> [Exercise instructions]:
(A) Please write out the part of the workbench thread that begins with the words containing "We sanded the" and ends with "in the wood.".
(B) In the workbench thread, why were some of the milling marks left on the plank during sanding? Explain in one to three sentences.

> [Given passage]:
# Doug Fir Slab to Workbench



## 820wards (Apr 22, 2011)

My neighbor and needed to setup a 10' mini-mill guide rail board for the mini-mill I built him awhile back. I found that running the board edge through my joiner really helps making a nice straight guide rail board. 

When we finished building the rail guide we just had to try it out, right? So we decided to square up a large Douglas Fir slab he had and turn it into a workbench. Here are a few pictures of what we did.

jerry-


Using new 10' mini-mill guide rail board to straighten/square 9' Douglas Fir slab. This slab was milled over 40 years ago.







The mini-mill sure makes it easy to use on large slabs. We are going to be milling some CA Blue Oak trees this coming Monday and plan to use this 10' rail guide on one of the 9' pieces.






We then routed the edges with a 3/8" over-round bit and started the sanding process with some 36 grit paper down to 100 grit.






Then we gave the plank a liberal coating of linseed oil to let soak in.






We sanded the plank enough to get all the slivers off, but left enough of the milling marks so that when people see the plank they will know it was hand milled. We really liked how the oil really brought out the red in the wood.


----------



## willbarryrec (Apr 22, 2011)

Nice work boss!

That will make a very studly workbench. What is it about 24ish" ?

I also really like your Mini mill....You wouldn't want to make me one would you? :msp_biggrin: 

Looking forward to pic's from the Blue Oak milling! (hint hint)


----------



## tomsteve (Apr 22, 2011)

now that is sweet. what ya gonna topcoat it with?


----------



## Sawyer Rob (Apr 22, 2011)

Looks pretty good, thanks for the picts...

I built a bench the other day out of ash, with a 3" thick top, it's 30 inches wide with shelves on it. I left the wood bare, and i like the rustic look of the upfinished wood. I have a second one sawn out, i just haven't put it together yet.

Rob


----------



## deeker (Apr 22, 2011)

820, it looks great!!


----------



## deeker (Apr 22, 2011)

Sawyer Rob said:


> Looks pretty good, thanks for the picts...
> 
> I built a bench the other day out of ash, with a 3" thick top, it's 30 inches wide with shelves on it. I left the wood bare, and i like the rustic look of the upfinished wood. I have a second one sawn out, i just haven't put it together yet.
> 
> Rob


 
I only believe it when I see it.

Pics, or it did not happen......

Kevin


----------



## Sawyer Rob (Apr 22, 2011)

deeker said:


> I only believe it when I see it.
> 
> Pics, or it did not happen......
> 
> Kevin








The second one will go on the end of this one, so i can get more of my reloading "stuff" out.

Rob


----------



## deeker (Apr 22, 2011)

Sawyer Rob said:


> The second one will go on the end of this one, so i can get more of my reloading "stuff" out.
> 
> Rob


 
Now, about that bullet swaging info.......


----------



## sachsmo (Apr 22, 2011)

Now I do like me a big old slab O' wood!


----------



## 820wards (Apr 22, 2011)

Sawyer Rob said:


> The second one will go on the end of this one, so i can get more of my reloading "stuff" out.

> [Information supplied]:
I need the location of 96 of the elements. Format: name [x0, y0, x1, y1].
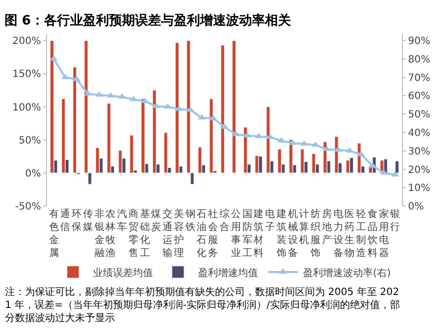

> [Task-by-task answers]:
(A)
We sanded the plank enough to get all the slivers off, but left enough of the milling marks so that when people see the plank they will know it was hand milled. We really liked how the oil really brought out the red in the wood.

(B) The plank was sanded only enough to remove all the slivers. Some of the milling marks were left so that people who see the plank will know it was hand milled.